[AIM]: Please return the full listing below without altering anything.
======== PROVIDED RECORDS ========
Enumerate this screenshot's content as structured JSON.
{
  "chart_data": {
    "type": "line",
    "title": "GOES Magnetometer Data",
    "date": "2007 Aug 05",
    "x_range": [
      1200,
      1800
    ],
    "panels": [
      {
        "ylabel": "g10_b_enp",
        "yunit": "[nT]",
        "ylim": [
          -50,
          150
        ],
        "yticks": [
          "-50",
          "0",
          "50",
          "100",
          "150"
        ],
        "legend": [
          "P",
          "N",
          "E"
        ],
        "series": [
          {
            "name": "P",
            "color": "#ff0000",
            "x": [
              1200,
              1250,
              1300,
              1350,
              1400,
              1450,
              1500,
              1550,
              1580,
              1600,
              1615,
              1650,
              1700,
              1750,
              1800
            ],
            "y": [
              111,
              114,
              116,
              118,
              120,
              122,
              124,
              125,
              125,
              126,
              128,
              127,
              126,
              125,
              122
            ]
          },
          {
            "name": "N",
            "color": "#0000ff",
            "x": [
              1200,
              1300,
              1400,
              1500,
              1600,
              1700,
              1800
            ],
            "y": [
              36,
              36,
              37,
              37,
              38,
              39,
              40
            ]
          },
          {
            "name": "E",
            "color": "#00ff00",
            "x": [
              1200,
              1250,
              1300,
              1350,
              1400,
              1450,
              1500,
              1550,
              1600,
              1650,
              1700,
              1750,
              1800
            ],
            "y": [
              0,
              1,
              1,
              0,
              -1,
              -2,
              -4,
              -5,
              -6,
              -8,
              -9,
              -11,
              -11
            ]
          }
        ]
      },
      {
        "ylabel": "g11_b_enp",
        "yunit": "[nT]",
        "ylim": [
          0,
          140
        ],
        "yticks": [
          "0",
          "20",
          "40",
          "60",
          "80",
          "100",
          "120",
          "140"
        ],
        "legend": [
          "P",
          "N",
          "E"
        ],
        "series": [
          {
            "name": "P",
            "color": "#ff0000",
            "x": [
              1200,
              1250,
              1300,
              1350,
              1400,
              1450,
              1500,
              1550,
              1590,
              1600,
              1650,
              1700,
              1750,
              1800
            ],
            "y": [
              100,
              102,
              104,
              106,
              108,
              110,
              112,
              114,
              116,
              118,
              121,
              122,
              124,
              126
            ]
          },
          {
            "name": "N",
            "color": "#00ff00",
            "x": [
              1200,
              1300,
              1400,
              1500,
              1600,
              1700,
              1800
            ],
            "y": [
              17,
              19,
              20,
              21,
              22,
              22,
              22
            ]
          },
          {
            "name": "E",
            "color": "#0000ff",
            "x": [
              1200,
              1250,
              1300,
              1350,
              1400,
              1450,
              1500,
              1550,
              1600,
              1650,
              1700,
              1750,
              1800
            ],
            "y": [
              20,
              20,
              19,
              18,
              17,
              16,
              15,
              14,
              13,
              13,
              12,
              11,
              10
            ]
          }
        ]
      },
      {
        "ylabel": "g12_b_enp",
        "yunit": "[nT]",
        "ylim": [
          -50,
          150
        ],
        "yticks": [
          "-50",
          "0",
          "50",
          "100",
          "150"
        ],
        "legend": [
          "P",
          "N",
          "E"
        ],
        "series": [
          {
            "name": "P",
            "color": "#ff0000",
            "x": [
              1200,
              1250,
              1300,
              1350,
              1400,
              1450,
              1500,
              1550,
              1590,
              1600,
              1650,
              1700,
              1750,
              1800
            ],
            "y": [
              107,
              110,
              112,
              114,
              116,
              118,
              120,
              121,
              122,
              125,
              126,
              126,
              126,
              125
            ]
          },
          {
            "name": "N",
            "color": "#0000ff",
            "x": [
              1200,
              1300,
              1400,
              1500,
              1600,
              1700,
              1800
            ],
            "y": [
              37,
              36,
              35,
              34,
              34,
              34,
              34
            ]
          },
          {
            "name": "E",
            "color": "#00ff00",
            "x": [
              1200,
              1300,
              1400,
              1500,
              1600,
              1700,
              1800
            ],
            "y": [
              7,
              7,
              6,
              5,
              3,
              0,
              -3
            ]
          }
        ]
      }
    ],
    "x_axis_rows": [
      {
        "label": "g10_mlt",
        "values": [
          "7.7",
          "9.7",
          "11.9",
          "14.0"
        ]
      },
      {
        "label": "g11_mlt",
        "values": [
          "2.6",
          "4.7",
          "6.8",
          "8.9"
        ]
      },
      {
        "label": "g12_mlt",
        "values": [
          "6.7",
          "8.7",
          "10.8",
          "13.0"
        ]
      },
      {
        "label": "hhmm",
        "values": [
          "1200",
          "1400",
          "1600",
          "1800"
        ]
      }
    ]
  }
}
========
[REPLY]:
Enumerate this screenshot's content as structured JSON.
{
  "chart_data": {
    "type": "line",
    "title": "GOES Magnetometer Data",
    "date": "2007 Aug 05",
    "x_range": [
      1200,
      1800
    ],
    "panels": [
      {
        "ylabel": "g10_b_enp",
        "yunit": "[nT]",
        "ylim": [
          -50,
          150
        ],
        "yticks": [
          "-50",
          "0",
          "50",
          "100",
          "150"
        ],
        "legend": [
          "P",
          "N",
          "E"
        ],
        "series": [
          {
            "name": "P",
            "color": "#ff0000",
            "x": [
              1200,
              1250,
              1300,
              1350,
              1400,
              1450,
              1500,
              1550,
              1580,
              1600,
              1615,
              1650,
              1700,
              1750,
              1800
            ],
            "y": [
              111,
              114,
              116,
              118,
              120,
              122,
              124,
              125,
              125,
              126,
              128,
              127,
              126,
              125,
              122
            ]
          },
          {
            "name": "N",
            "color": "#0000ff",
            "x": [
              1200,
              1300,
              1400,
              1500,
              1600,
              1700,
              1800
            ],
            "y": [
              36,
              36,
              37,
              37,
              38,
              39,
              40
            ]
          },
          {
            "name": "E",
            "color": "#00ff00",
            "x": [
              1200,
              1250,
              1300,
              1350,
              1400,
              1450,
              1500,
              1550,
              1600,
              1650,
              1700,
              1750,
              1800
            ],
            "y": [
              0,
              1,
              1,
              0,
              -1,
              -2,
              -4,
              -5,
              -6,
              -8,
              -9,
              -11,
              -11
            ]
          }
        ]
      },
      {
        "ylabel": "g11_b_enp",
        "yunit": "[nT]",
        "ylim": [
          0,
          140
        ],
        "yticks": [
          "0",
          "20",
          "40",
          "60",
          "80",
          "100",
          "120",
          "140"
        ],
        "legend": [
          "P",
          "N",
          "E"
        ],
        "series": [
          {
            "name": "P",
            "color": "#ff0000",
            "x": [
              1200,
              1250,
              1300,
              1350,
              1400,
              1450,
              1500,
              1550,
              1590,
              1600,
              1650,
              1700,
              1750,
              1800
            ],
            "y": [
              100,
              102,
              104,
              106,
              108,
              110,
              112,
              114,
              116,
              118,
              121,
              122,
              124,
              126
            ]
          },
          {
            "name": "N",
            "color": "#00ff00",
            "x": [
              1200,
              1300,
              1400,
              1500,
              1600,
              1700,
              1800
            ],
            "y": [
              17,
              19,
              20,
              21,
              22,
              22,
              22
            ]
          },
          {
            "name": "E",
            "color": "#0000ff",
            "x": [
              1200,
              1250,
              1300,
              1350,
              1400,
              1450,
              1500,
              1550,
              1600,
              1650,
              1700,
              1750,
              1800
            ],
            "y": [
              20,
              20,
              19,
              18,
              17,
              16,
              15,
              14,
              13,
              13,
              12,
              11,
              10
            ]
          }
        ]
      },
      {
        "ylabel": "g12_b_enp",
        "yunit": "[nT]",
        "ylim": [
          -50,
          150
        ],
        "yticks": [
          "-50",
          "0",
          "50",
          "100",
          "150"
        ],
        "legend": [
          "P",
          "N",
          "E"
        ],
        "series": [
          {
            "name": "P",
            "color": "#ff0000",
            "x": [
              1200,
              1250,
              1300,
              1350,
              1400,
              1450,
              1500,
              1550,
              1590,
              1600,
              1650,
              1700,
              1750,
              1800
            ],
            "y": [
              107,
              110,
              112,
              114,
              116,
              118,
              120,
              121,
              122,
              125,
              126,
              126,
              126,
              125
            ]
          },
          {
            "name": "N",
            "color": "#0000ff",
            "x": [
              1200,
              1300,
              1400,
              1500,
              1600,
              1700,
              1800
            ],
            "y": [
              37,
              36,
              35,
              34,
              34,
              34,
              34
            ]
          },
          {
            "name": "E",
            "color": "#00ff00",
            "x": [
              1200,
              1300,
              1400,
              1500,
              1600,
              1700,
              1800
            ],
            "y": [
              7,
              7,
              6,
              5,
              3,
              0,
              -3
            ]
          }
        ]
      }
    ],
    "x_axis_rows": [
      {
        "label": "g10_mlt",
        "values": [
          "7.7",
          "9.7",
          "11.9",
          "14.0"
        ]
      },
      {
        "label": "g11_mlt",
        "values": [
          "2.6",
          "4.7",
          "6.8",
          "8.9"
        ]
      },
      {
        "label": "g12_mlt",
        "values": [
          "6.7",
          "8.7",
          "10.8",
          "13.0"
        ]
      },
      {
        "label": "hhmm",
        "values": [
          "1200",
          "1400",
          "1600",
          "1800"
        ]
      }
    ]
  }
}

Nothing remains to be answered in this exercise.